• Extracted information
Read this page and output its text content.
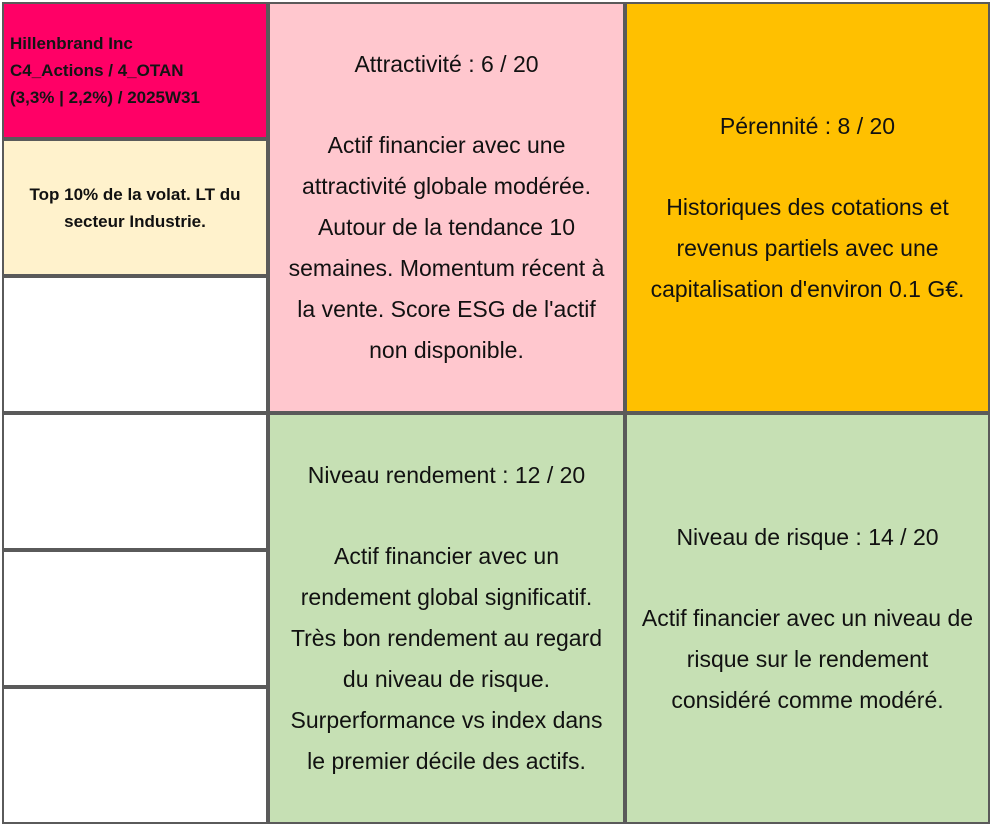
Hillenbrand Inc
C4_Actions / 4_OTAN
(3,3% | 2,2%) / 2025W31
Top 10% de la volat. LT du
secteur Industrie.
Attractivité : 6 / 20
Actif financier avec une
attractivité globale modérée.
Autour de la tendance 10
semaines. Momentum récent à
la vente. Score ESG de l'actif
non disponible.
Pérennité : 8 / 20
Historiques des cotations et
revenus partiels avec une
capitalisation d'environ 0.1 G€.
Niveau rendement : 12 / 20
Actif financier avec un
rendement global significatif.
Très bon rendement au regard
du niveau de risque.
Surperformance vs index dans
le premier décile des actifs.
Niveau de risque : 14 / 20
Actif financier avec un niveau de
risque sur le rendement
considéré comme modéré.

• What the task requires
Extract each line from the listing that holds the word "financier".

• Response for this exercise
Actif financier avec une
Actif financier avec un
Actif financier avec un niveau de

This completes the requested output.